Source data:
_____

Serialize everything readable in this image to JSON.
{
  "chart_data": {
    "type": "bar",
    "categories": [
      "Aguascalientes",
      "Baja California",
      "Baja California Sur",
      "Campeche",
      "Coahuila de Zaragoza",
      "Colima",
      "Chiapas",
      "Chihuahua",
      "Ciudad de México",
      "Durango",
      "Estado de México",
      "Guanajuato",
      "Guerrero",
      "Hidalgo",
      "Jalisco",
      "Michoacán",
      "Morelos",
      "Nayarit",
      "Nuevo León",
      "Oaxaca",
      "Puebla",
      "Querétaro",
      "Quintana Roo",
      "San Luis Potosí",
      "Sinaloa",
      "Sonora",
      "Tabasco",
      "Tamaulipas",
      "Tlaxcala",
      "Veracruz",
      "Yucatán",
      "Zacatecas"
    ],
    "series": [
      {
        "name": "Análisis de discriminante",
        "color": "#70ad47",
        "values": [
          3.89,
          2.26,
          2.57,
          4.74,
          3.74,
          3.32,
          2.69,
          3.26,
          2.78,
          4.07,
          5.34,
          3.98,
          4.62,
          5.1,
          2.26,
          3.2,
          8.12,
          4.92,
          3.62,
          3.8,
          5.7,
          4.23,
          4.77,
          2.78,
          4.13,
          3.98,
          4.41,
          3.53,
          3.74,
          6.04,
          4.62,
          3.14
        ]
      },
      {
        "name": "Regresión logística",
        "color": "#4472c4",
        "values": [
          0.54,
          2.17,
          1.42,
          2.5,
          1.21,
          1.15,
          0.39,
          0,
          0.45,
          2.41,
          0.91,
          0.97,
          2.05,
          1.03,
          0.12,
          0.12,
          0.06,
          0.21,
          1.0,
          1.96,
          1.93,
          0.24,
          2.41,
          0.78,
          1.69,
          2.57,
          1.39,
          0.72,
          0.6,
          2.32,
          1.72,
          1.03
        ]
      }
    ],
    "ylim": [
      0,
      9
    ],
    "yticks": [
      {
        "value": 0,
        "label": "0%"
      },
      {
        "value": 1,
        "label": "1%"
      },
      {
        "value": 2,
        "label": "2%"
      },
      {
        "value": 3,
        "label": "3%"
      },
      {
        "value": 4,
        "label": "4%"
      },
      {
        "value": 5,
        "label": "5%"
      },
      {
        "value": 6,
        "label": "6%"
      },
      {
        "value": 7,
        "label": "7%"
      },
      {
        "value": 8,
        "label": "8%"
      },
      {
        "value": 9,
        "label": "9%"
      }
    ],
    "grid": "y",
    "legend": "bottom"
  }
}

_____

## Problem statement
Go through the listing above and list every line that has the word "name".

## The result
        "name": "Análisis de discriminante",
        "name": "Regresión logística",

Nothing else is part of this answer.